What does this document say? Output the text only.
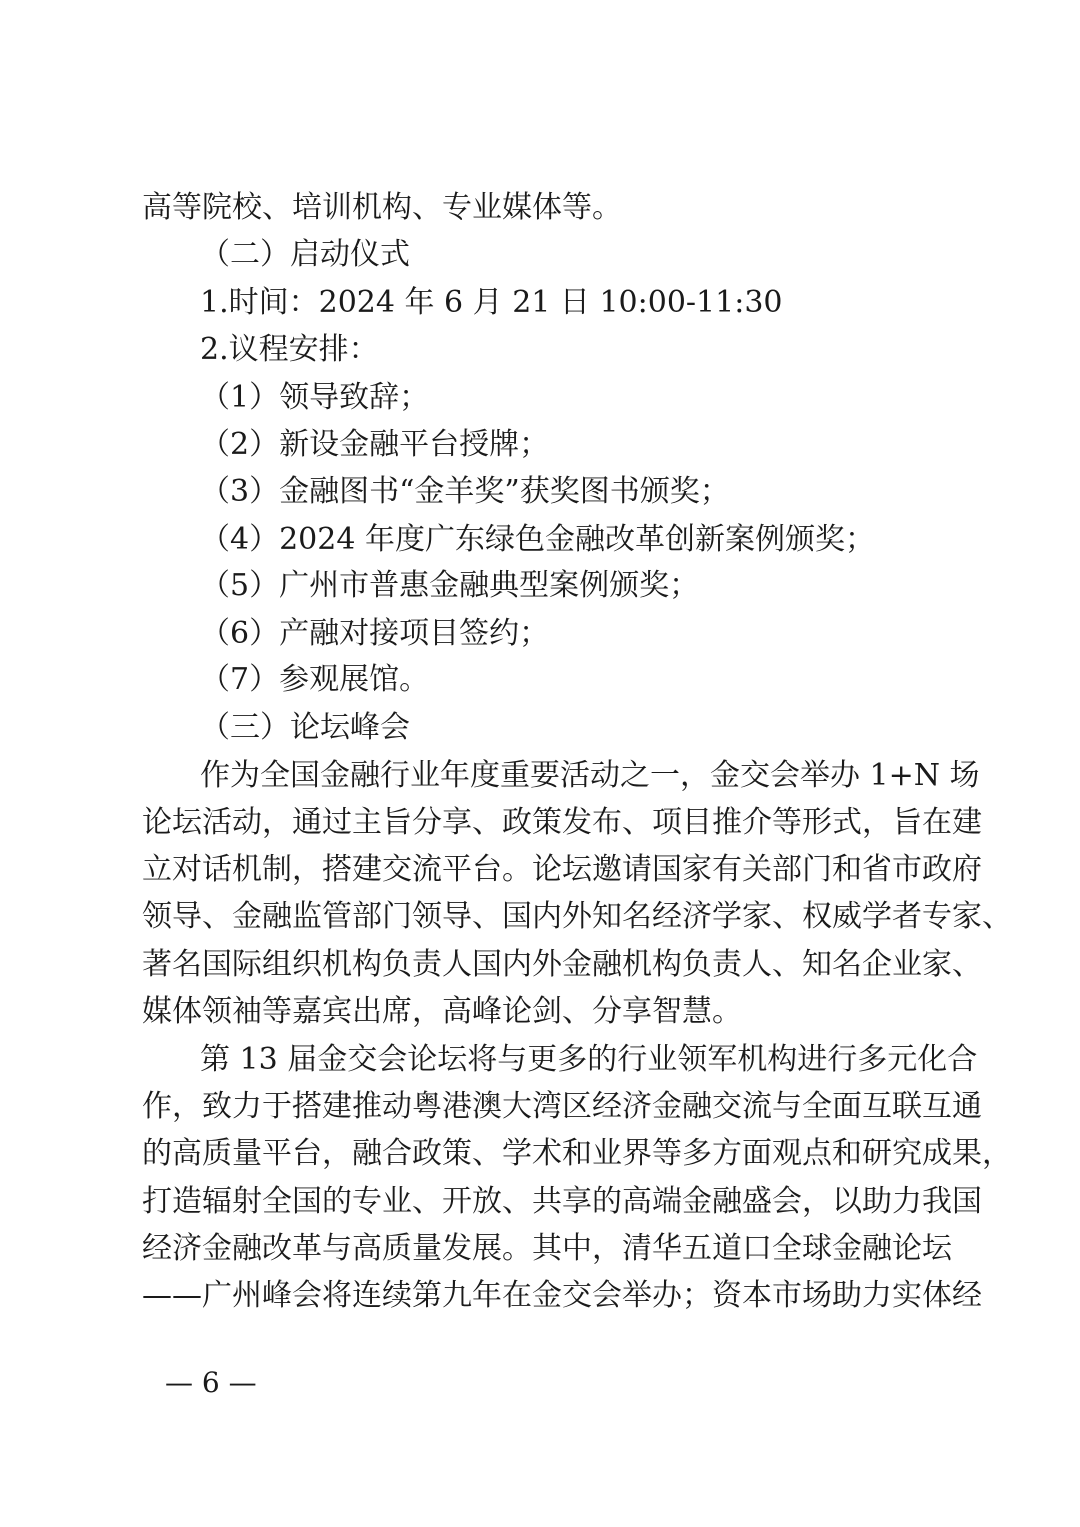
高等院校、培训机构、专业媒体等。
（二）启动仪式
1.时间：2024 年 6 月 21 日 10:00-11:30
2.议程安排：
（1）领导致辞；
（2）新设金融平台授牌；
（3）金融图书“金羊奖”获奖图书颁奖；
（4）2024 年度广东绿色金融改革创新案例颁奖；
（5）广州市普惠金融典型案例颁奖；
（6）产融对接项目签约；
（7）参观展馆。
（三）论坛峰会
作为全国金融行业年度重要活动之一，金交会举办 1+N 场
论坛活动，通过主旨分享、政策发布、项目推介等形式，旨在建
立对话机制，搭建交流平台。论坛邀请国家有关部门和省市政府
领导、金融监管部门领导、国内外知名经济学家、权威学者专家、
著名国际组织机构负责人国内外金融机构负责人、知名企业家、
媒体领袖等嘉宾出席，高峰论剑、分享智慧。
第 13 届金交会论坛将与更多的行业领军机构进行多元化合
作，致力于搭建推动粤港澳大湾区经济金融交流与全面互联互通
的高质量平台，融合政策、学术和业界等多方面观点和研究成果，
打造辐射全国的专业、开放、共享的高端金融盛会，以助力我国
经济金融改革与高质量发展。其中，清华五道口全球金融论坛
——广州峰会将连续第九年在金交会举办；资本市场助力实体经
— 6 —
————————
### Instructions to follow
Each entry above is to be written out again unchanged, apart from the pictures, which are left out.

### Problem solution
What does this document say? Output the text only.
高等院校、培训机构、专业媒体等。
（二）启动仪式
1.时间：2024 年 6 月 21 日 10:00-11:30
2.议程安排：
（1）领导致辞；
（2）新设金融平台授牌；
（3）金融图书“金羊奖”获奖图书颁奖；
（4）2024 年度广东绿色金融改革创新案例颁奖；
（5）广州市普惠金融典型案例颁奖；
（6）产融对接项目签约；
（7）参观展馆。
（三）论坛峰会
作为全国金融行业年度重要活动之一，金交会举办 1+N 场
论坛活动，通过主旨分享、政策发布、项目推介等形式，旨在建
立对话机制，搭建交流平台。论坛邀请国家有关部门和省市政府
领导、金融监管部门领导、国内外知名经济学家、权威学者专家、
著名国际组织机构负责人国内外金融机构负责人、知名企业家、
媒体领袖等嘉宾出席，高峰论剑、分享智慧。
第 13 届金交会论坛将与更多的行业领军机构进行多元化合
作，致力于搭建推动粤港澳大湾区经济金融交流与全面互联互通
的高质量平台，融合政策、学术和业界等多方面观点和研究成果，
打造辐射全国的专业、开放、共享的高端金融盛会，以助力我国
经济金融改革与高质量发展。其中，清华五道口全球金融论坛
——广州峰会将连续第九年在金交会举办；资本市场助力实体经
— 6 —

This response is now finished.